- [WHAT IS ASKED] Identify the lines that contain the string "text", then copy each of them.

((

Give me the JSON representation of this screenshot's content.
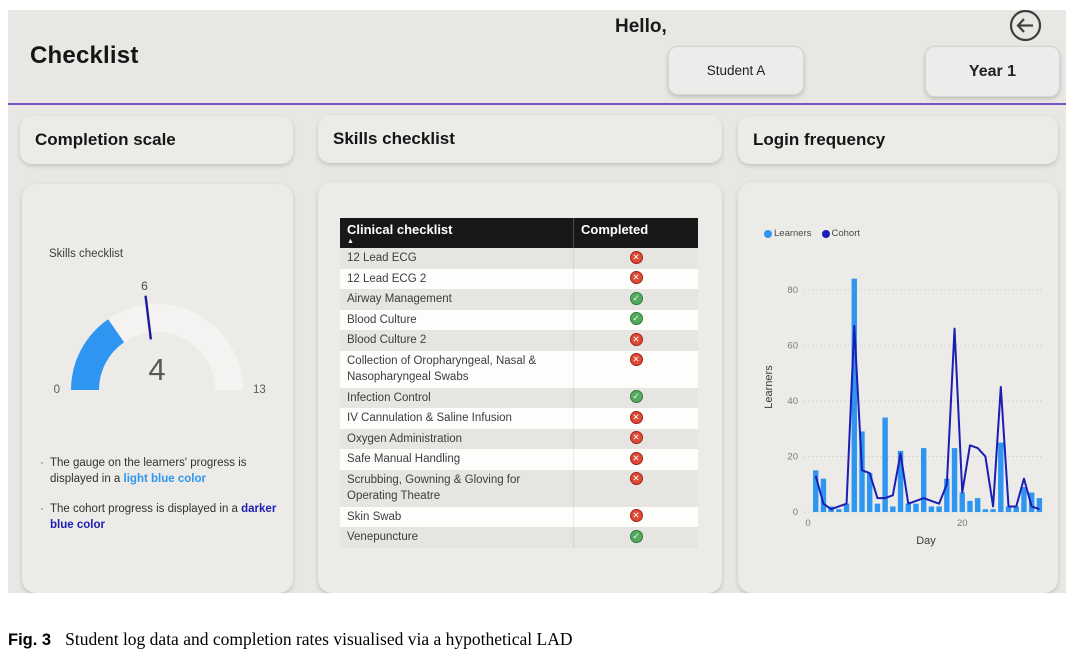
{
  "header": {
    "title": "Checklist",
    "greeting": "Hello,",
    "student_button": "Student A",
    "year_button": "Year 1",
    "back_icon": "arrow-left-circle"
  },
  "colors": {
    "learners_light_blue": "#2E96F0",
    "cohort_dark_blue": "#1B1EB4",
    "accent_purple": "#7a52c7",
    "completed_green": "#54ab5e",
    "not_completed_red": "#df4a35"
  },
  "panels": {
    "completion": {
      "title": "Completion scale",
      "gauge": {
        "label": "Skills checklist",
        "value": 4,
        "min": 0,
        "max": 13,
        "target": 6,
        "value_color": "#2E96F0",
        "track_color": "#f4f3f1",
        "target_color": "#1a1d9c"
      },
      "notes": [
        {
          "text": "The gauge on the learners' progress is displayed in a ",
          "highlight": "light blue color",
          "color": "#2E96F0"
        },
        {
          "text": "The cohort progress is displayed in a ",
          "highlight": "darker blue color",
          "color": "#1B1EB4"
        }
      ]
    },
    "skills": {
      "title": "Skills checklist",
      "table": {
        "columns": [
          "Clinical checklist",
          "Completed"
        ],
        "sort_indicator": "▲",
        "rows": [
          {
            "skill": "12 Lead ECG",
            "completed": false
          },
          {
            "skill": "12 Lead ECG 2",
            "completed": false
          },
          {
            "skill": "Airway Management",
            "completed": true
          },
          {
            "skill": "Blood Culture",
            "completed": true
          },
          {
            "skill": "Blood Culture 2",
            "completed": false
          },
          {
            "skill": "Collection of Oropharyngeal, Nasal & Nasopharyngeal Swabs",
            "completed": false
          },
          {
            "skill": "Infection Control",
            "completed": true
          },
          {
            "skill": "IV Cannulation & Saline Infusion",
            "completed": false
          },
          {
            "skill": "Oxygen Administration",
            "completed": false
          },
          {
            "skill": "Safe Manual Handling",
            "completed": false
          },
          {
            "skill": "Scrubbing, Gowning & Gloving for Operating Theatre",
            "completed": false
          },
          {
            "skill": "Skin Swab",
            "completed": false
          },
          {
            "skill": "Venepuncture",
            "completed": true
          }
        ]
      }
    },
    "login": {
      "title": "Login frequency"
    }
  },
  "chart_data": {
    "type": "bar+line",
    "title": "Login frequency",
    "x": [
      1,
      2,
      3,
      4,
      5,
      6,
      7,
      8,
      9,
      10,
      11,
      12,
      13,
      14,
      15,
      16,
      17,
      18,
      19,
      20,
      21,
      22,
      23,
      24,
      25,
      26,
      27,
      28,
      29,
      30
    ],
    "series": [
      {
        "name": "Learners",
        "type": "bar",
        "color": "#2E96F0",
        "values": [
          15,
          12,
          2,
          1,
          3,
          84,
          29,
          14,
          3,
          34,
          2,
          22,
          3,
          3,
          23,
          2,
          2,
          12,
          23,
          7,
          4,
          5,
          1,
          1,
          25,
          2,
          2,
          9,
          7,
          5
        ]
      },
      {
        "name": "Cohort",
        "type": "line",
        "color": "#1B1EB4",
        "values": [
          13,
          3,
          1,
          2,
          3,
          67,
          15,
          14,
          5,
          5,
          6,
          21,
          3,
          4,
          5,
          4,
          3,
          10,
          66,
          7,
          24,
          23,
          20,
          2,
          45,
          2,
          2,
          12,
          2,
          1
        ]
      }
    ],
    "xlabel": "Day",
    "ylabel": "Learners",
    "ylim": [
      0,
      90
    ],
    "yticks": [
      0,
      20,
      40,
      60,
      80
    ],
    "xticks": [
      0,
      20
    ],
    "grid": "dotted-horizontal",
    "legend_position": "top-left"
  },
  "caption": {
    "label": "Fig. 3",
    "text": "Student log data and completion rates visualised via a hypothetical LAD"
  }
}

))

- [EXERCISE SOLUTION]
          "text": "The gauge on the learners' progress is displayed in a ",
          "text": "The cohort progress is displayed in a ",
    "text": "Student log data and completion rates visualised via a hypothetical LAD"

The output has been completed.